#### Data entries:
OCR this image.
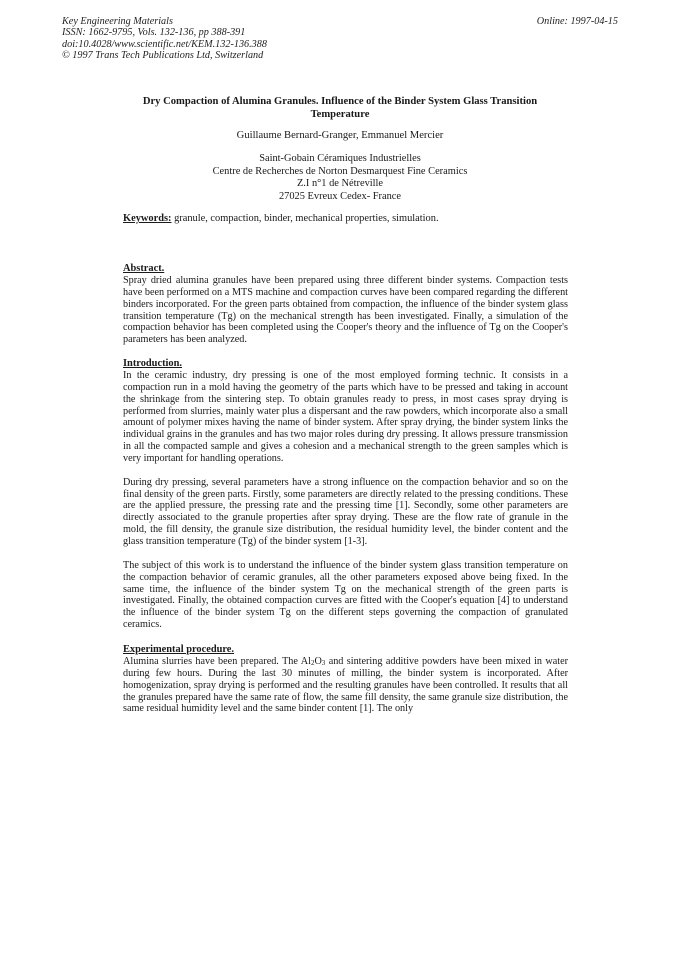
Key Engineering Materials
ISSN: 1662-9795, Vols. 132-136, pp 388-391
doi:10.4028/www.scientific.net/KEM.132-136.388
© 1997 Trans Tech Publications Ltd, Switzerland
Online: 1997-04-15
Dry Compaction of Alumina Granules. Influence of the Binder System Glass Transition Temperature
Guillaume Bernard-Granger, Emmanuel Mercier
Saint-Gobain Céramiques Industrielles
Centre de Recherches de Norton Desmarquest Fine Ceramics
Z.I n°1 de Nétreville
27025 Evreux Cedex- France
Keywords: granule, compaction, binder, mechanical properties, simulation.
Abstract.

Spray dried alumina granules have been prepared using three different binder systems. Compaction tests have been performed on a MTS machine and compaction curves have been compared regarding the different binders incorporated. For the green parts obtained from compaction, the influence of the binder system glass transition temperature (Tg) on the mechanical strength has been investigated. Finally, a simulation of the compaction behavior has been completed using the Cooper's theory and the influence of Tg on the Cooper's parameters has been analyzed.

Introduction.

In the ceramic industry, dry pressing is one of the most employed forming technic. It consists in a compaction run in a mold having the geometry of the parts which have to be pressed and taking in account the shrinkage from the sintering step. To obtain granules ready to press, in most cases spray drying is performed from slurries, mainly water plus a dispersant and the raw powders, which incorporate also a small amount of polymer mixes having the name of binder system. After spray drying, the binder system links the individual grains in the granules and has two major roles during dry pressing. It allows pressure transmission in all the compacted sample and gives a cohesion and a mechanical strength to the green samples which is very important for handling operations.

During dry pressing, several parameters have a strong influence on the compaction behavior and so on the final density of the green parts. Firstly, some parameters are directly related to the pressing conditions. These are the applied pressure, the pressing rate and the pressing time [1]. Secondly, some other parameters are directly associated to the granule properties after spray drying. These are the flow rate of granule in the mold, the fill density, the granule size distribution, the residual humidity level, the binder content and the glass transition temperature (Tg) of the binder system [1-3].

The subject of this work is to understand the influence of the binder system glass transition temperature on the compaction behavior of ceramic granules, all the other parameters exposed above being fixed. In the same time, the influence of the binder system Tg on the mechanical strength of the green parts is investigated. Finally, the obtained compaction curves are fitted with the Cooper's equation [4] to understand the influence of the binder system Tg on the different steps governing the compaction of granulated ceramics.

Experimental procedure.

Alumina slurries have been prepared. The $Al_2O_3$ and sintering additive powders have been mixed in water during few hours. During the last 30 minutes of milling, the binder system is incorporated. After homogenization, spray drying is performed and the resulting granules have been controlled. It results that all the granules prepared have the same rate of flow, the same fill density, the same granule size distribution, the same residual humidity level and the same binder content [1]. The only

#### Work to do:
Extract all lines containing the word "powders".

#### Problem solution:
In the ceramic industry, dry pressing is one of the most employed forming technic. It consists in a compaction run in a mold having the geometry of the parts which have to be pressed and taking in account the shrinkage from the sintering step. To obtain granules ready to press, in most cases spray drying is performed from slurries, mainly water plus a dispersant and the raw powders, which incorporate also a small amount of polymer mixes having the name of binder system. After spray drying, the binder system links the individual grains in the granules and has two major roles during dry pressing. It allows pressure transmission in all the compacted sample and gives a cohesion and a mechanical strength to the green samples which is very important for handling operations.
Alumina slurries have been prepared. The $Al_2O_3$ and sintering additive powders have been mixed in water during few hours. During the last 30 minutes of milling, the binder system is incorporated. After homogenization, spray drying is performed and the resulting granules have been controlled. It results that all the granules prepared have the same rate of flow, the same fill density, the same granule size distribution, the same residual humidity level and the same binder content [1]. The only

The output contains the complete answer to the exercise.